### MATERIAL SHOWN ###

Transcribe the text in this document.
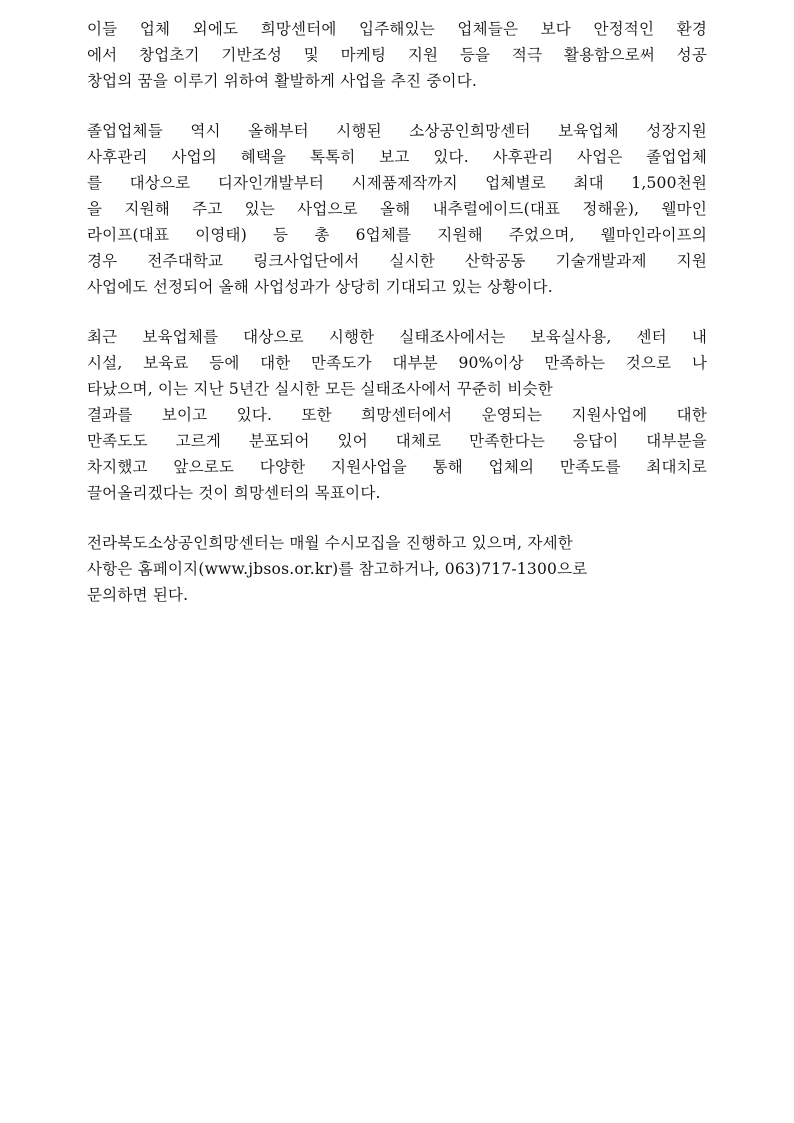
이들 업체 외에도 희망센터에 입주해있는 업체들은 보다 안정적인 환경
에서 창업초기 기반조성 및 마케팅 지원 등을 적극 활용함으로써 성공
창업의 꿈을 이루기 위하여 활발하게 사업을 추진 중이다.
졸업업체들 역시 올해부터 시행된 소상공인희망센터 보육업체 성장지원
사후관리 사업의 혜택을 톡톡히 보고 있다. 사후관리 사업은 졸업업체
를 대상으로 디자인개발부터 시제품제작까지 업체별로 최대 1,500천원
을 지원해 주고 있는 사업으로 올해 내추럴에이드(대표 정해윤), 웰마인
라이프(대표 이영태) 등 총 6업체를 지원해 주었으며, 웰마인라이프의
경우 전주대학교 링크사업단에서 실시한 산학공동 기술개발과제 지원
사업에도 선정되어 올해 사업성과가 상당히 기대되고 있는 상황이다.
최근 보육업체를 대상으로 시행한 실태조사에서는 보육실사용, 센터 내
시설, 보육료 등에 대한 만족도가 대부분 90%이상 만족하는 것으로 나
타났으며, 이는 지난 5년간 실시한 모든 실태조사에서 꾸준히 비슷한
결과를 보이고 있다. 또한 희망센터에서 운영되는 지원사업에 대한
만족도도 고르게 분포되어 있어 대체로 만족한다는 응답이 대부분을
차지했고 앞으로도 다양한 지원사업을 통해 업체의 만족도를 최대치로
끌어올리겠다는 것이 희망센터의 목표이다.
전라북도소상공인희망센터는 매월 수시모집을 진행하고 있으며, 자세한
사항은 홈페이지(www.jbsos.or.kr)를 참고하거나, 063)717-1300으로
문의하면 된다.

###

## WHAT IS BEING ASKED
All of the lines above should be retyped precisely, apart from the pictures.

## EXERCISE RESULT
Transcribe the text in this document.
이들 업체 외에도 희망센터에 입주해있는 업체들은 보다 안정적인 환경
에서 창업초기 기반조성 및 마케팅 지원 등을 적극 활용함으로써 성공
창업의 꿈을 이루기 위하여 활발하게 사업을 추진 중이다.
졸업업체들 역시 올해부터 시행된 소상공인희망센터 보육업체 성장지원
사후관리 사업의 혜택을 톡톡히 보고 있다. 사후관리 사업은 졸업업체
를 대상으로 디자인개발부터 시제품제작까지 업체별로 최대 1,500천원
을 지원해 주고 있는 사업으로 올해 내추럴에이드(대표 정해윤), 웰마인
라이프(대표 이영태) 등 총 6업체를 지원해 주었으며, 웰마인라이프의
경우 전주대학교 링크사업단에서 실시한 산학공동 기술개발과제 지원
사업에도 선정되어 올해 사업성과가 상당히 기대되고 있는 상황이다.
최근 보육업체를 대상으로 시행한 실태조사에서는 보육실사용, 센터 내
시설, 보육료 등에 대한 만족도가 대부분 90%이상 만족하는 것으로 나
타났으며, 이는 지난 5년간 실시한 모든 실태조사에서 꾸준히 비슷한
결과를 보이고 있다. 또한 희망센터에서 운영되는 지원사업에 대한
만족도도 고르게 분포되어 있어 대체로 만족한다는 응답이 대부분을
차지했고 앞으로도 다양한 지원사업을 통해 업체의 만족도를 최대치로
끌어올리겠다는 것이 희망센터의 목표이다.
전라북도소상공인희망센터는 매월 수시모집을 진행하고 있으며, 자세한
사항은 홈페이지(www.jbsos.or.kr)를 참고하거나, 063)717-1300으로
문의하면 된다.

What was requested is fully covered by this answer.